* Task directions: In the data below, copy the lines between the one holding "482, 496, 497]" and the one holding "42, 324, 53]", inclusive, swapping "colorbar-tick-label" for "scale-tick-label" and leaving everything else unchanged. Give back only those lines.

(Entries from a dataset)
((

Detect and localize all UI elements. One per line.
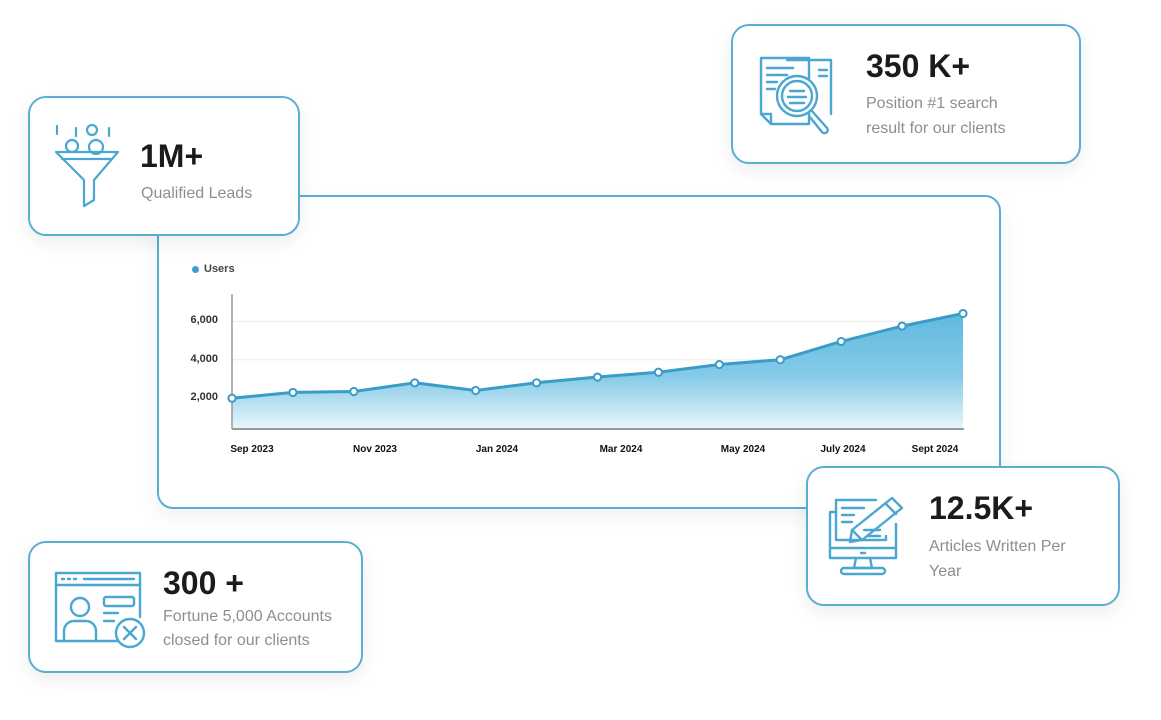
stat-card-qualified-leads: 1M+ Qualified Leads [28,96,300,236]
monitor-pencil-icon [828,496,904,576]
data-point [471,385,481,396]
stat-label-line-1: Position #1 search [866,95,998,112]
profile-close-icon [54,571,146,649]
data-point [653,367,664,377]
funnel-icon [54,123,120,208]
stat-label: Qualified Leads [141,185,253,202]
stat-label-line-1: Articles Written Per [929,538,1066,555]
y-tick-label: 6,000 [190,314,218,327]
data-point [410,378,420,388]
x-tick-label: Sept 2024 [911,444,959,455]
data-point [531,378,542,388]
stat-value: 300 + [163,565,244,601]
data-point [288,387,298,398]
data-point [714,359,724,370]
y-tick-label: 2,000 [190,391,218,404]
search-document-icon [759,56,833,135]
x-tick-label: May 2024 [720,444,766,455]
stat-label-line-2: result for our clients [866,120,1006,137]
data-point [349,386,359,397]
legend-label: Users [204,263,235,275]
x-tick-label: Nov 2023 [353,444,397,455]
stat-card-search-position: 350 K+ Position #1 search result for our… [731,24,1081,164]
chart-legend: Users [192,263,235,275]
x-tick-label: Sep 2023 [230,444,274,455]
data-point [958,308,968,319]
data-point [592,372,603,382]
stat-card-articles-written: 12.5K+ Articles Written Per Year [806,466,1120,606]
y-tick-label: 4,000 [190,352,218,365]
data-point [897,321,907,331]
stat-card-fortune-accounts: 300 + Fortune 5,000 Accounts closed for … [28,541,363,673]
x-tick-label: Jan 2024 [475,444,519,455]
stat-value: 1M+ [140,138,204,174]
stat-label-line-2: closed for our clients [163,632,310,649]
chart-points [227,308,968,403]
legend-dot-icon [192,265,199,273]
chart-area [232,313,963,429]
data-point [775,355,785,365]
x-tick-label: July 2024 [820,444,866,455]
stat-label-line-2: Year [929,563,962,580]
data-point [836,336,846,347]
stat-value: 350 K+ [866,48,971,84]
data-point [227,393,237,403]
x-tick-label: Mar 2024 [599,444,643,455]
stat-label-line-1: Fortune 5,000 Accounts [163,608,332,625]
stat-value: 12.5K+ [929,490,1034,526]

))
((

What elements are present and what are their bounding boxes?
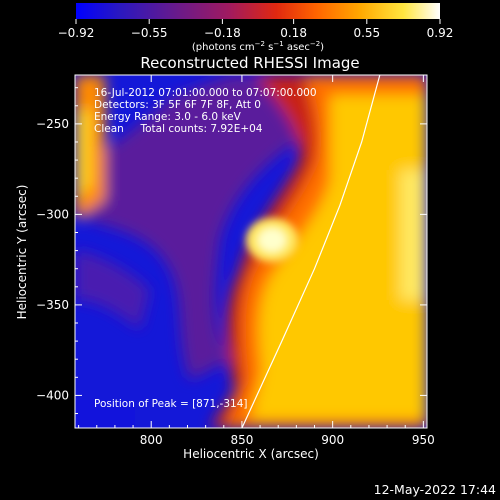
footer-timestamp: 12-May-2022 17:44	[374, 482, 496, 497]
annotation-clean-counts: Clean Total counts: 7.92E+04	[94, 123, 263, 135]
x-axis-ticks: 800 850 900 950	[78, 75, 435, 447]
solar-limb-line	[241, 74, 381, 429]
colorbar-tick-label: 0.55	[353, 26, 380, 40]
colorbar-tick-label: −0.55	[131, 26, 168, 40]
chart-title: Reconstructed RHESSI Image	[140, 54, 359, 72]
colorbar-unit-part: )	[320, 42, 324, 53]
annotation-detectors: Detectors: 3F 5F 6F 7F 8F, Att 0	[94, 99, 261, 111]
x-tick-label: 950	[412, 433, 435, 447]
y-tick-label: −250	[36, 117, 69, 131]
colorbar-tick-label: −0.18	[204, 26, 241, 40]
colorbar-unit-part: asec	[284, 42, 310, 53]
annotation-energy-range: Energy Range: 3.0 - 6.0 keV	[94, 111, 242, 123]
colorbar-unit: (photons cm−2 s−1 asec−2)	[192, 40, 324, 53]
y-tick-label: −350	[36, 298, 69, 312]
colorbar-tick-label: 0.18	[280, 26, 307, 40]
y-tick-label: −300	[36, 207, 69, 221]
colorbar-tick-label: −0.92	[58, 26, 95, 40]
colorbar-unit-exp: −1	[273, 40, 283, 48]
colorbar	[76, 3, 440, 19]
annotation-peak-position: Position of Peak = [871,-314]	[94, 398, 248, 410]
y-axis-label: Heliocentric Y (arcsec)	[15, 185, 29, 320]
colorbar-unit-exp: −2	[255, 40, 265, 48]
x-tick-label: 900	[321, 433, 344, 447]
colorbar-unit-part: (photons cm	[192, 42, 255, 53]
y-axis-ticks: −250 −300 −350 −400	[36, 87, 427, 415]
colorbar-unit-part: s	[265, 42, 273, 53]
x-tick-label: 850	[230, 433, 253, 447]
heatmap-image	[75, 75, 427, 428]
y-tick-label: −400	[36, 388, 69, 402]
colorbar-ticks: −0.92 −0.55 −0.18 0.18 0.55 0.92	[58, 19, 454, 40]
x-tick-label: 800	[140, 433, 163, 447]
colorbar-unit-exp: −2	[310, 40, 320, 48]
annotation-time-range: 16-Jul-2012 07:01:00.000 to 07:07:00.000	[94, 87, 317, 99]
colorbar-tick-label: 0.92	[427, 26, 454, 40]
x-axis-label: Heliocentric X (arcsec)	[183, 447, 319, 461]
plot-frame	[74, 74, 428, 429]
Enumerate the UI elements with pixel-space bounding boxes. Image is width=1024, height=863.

))
((

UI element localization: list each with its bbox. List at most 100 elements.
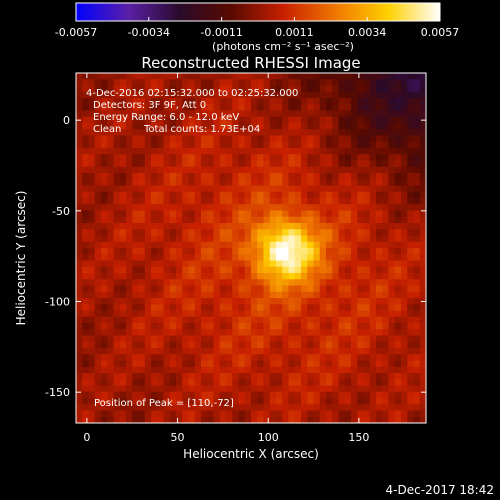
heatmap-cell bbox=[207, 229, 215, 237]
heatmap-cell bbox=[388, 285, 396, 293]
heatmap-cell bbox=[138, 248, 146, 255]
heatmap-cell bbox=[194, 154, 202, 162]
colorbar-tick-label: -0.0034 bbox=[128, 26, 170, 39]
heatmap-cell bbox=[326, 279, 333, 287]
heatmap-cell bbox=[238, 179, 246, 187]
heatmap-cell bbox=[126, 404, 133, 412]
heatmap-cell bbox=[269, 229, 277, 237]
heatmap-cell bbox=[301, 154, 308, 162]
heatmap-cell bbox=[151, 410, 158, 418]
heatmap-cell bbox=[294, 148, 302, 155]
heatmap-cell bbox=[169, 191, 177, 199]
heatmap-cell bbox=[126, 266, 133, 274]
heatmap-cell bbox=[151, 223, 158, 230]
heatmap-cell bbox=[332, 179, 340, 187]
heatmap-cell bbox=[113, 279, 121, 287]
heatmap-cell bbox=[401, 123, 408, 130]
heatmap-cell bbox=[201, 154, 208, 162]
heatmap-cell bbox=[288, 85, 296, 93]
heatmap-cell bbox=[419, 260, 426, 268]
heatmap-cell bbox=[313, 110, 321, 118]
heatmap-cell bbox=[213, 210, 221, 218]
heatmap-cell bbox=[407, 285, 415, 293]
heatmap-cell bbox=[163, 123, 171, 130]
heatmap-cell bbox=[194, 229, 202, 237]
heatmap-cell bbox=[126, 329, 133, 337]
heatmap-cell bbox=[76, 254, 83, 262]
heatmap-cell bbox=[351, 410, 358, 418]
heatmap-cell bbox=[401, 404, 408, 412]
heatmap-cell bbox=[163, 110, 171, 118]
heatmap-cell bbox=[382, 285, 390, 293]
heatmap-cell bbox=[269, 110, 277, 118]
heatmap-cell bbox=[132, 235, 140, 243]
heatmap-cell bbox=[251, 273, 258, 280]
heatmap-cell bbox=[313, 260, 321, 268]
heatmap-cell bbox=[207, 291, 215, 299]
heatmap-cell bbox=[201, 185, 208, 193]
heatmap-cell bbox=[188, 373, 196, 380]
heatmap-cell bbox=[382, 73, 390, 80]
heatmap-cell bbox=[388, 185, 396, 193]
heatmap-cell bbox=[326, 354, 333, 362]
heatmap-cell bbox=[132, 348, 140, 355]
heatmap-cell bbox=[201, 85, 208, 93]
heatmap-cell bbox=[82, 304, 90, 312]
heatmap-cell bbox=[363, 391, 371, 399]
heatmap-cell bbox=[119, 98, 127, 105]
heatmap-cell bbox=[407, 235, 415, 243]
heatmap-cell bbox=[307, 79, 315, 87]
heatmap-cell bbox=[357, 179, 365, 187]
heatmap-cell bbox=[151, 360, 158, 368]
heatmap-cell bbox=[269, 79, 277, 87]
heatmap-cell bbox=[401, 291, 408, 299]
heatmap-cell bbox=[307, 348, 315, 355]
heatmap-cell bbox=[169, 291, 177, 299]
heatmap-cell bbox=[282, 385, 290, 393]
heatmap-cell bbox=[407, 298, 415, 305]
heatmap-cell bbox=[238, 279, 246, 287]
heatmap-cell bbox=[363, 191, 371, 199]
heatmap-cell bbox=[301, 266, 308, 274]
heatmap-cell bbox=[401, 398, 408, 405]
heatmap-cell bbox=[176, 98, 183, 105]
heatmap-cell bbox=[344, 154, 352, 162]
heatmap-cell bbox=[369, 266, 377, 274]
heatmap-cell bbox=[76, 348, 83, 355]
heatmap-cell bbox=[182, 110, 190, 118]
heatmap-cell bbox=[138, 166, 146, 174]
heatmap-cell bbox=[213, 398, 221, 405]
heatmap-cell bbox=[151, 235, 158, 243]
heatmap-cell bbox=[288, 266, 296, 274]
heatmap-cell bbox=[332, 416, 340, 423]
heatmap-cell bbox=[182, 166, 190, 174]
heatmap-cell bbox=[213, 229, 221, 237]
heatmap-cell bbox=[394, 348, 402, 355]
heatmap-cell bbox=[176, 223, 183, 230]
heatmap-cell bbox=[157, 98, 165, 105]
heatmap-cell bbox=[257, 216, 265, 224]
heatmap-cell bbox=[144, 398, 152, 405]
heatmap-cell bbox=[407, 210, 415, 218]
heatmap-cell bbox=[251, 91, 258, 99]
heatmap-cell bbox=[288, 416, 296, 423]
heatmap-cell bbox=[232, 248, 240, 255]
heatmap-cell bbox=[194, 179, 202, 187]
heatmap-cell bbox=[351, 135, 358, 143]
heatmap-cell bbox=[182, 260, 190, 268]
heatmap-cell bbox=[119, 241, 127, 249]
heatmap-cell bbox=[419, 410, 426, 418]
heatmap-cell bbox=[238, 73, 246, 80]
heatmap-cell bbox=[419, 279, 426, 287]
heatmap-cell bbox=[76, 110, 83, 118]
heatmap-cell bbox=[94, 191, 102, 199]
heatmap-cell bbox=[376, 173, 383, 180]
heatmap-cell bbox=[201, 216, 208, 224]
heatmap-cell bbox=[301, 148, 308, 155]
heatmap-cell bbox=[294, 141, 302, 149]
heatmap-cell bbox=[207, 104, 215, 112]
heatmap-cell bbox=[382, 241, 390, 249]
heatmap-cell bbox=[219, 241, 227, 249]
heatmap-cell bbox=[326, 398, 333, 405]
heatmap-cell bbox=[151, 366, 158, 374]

))

* Response:
footer-timestamp: 12-May-2022 17:44	[374, 482, 496, 497]
annotation-clean-counts: Clean Total counts: 7.92E+04	[94, 123, 263, 135]
x-axis-ticks: 800 850 900 950	[78, 75, 435, 447]
solar-limb-line	[241, 74, 381, 429]
scale-tick-label: 0.55	[353, 26, 380, 40]
scale-tick-label: −0.55	[131, 26, 168, 40]
chart-title: Reconstructed RHESSI Image	[140, 54, 359, 72]
colorbar-unit-part: )	[320, 42, 324, 53]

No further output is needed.